Extracted material:
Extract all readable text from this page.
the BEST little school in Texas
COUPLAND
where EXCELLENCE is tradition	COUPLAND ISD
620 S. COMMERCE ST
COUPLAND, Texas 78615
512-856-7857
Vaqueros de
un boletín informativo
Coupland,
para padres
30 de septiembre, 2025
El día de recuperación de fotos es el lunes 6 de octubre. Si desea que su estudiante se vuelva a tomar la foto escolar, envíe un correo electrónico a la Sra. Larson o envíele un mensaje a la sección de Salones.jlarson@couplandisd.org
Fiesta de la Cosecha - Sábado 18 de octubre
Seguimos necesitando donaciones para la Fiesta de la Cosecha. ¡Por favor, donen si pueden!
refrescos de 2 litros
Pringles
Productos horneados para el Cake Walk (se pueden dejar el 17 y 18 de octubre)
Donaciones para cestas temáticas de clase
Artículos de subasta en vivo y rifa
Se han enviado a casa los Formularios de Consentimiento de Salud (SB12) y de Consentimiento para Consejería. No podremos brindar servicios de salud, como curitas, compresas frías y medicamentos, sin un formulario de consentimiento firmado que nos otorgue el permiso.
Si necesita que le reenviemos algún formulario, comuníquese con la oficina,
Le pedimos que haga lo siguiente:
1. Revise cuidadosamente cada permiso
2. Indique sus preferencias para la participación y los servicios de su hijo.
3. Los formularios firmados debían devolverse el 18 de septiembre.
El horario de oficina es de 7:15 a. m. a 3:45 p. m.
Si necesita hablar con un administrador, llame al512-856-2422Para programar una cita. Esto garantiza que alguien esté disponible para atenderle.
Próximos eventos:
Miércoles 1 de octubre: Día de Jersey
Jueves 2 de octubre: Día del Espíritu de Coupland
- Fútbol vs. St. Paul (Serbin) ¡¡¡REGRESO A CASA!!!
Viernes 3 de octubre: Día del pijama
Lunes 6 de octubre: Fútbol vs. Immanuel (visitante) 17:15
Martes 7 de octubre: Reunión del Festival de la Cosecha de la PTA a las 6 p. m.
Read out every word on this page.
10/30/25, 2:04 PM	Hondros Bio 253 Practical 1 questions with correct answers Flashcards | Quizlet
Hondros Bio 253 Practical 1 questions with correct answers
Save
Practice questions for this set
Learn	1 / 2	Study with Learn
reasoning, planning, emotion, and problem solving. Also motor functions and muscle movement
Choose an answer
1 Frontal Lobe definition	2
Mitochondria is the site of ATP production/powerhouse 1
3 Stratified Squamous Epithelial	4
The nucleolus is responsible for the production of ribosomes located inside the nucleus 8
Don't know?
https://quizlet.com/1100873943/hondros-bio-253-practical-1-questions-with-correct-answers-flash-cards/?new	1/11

Task details: Transcribe only the trailing portion of the entries above: the line that contains "Read out every word on this page." and each line after it.

Answer below:
Read out every word on this page.
10/30/25, 2:04 PM	Hondros Bio 253 Practical 1 questions with correct answers Flashcards | Quizlet
Hondros Bio 253 Practical 1 questions with correct answers
Save
Practice questions for this set
Learn	1 / 2	Study with Learn
reasoning, planning, emotion, and problem solving. Also motor functions and muscle movement
Choose an answer
1 Frontal Lobe definition	2
Mitochondria is the site of ATP production/powerhouse 1
3 Stratified Squamous Epithelial	4
The nucleolus is responsible for the production of ribosomes located inside the nucleus 8
Don't know?
https://quizlet.com/1100873943/hondros-bio-253-practical-1-questions-with-correct-answers-flash-cards/?new	1/11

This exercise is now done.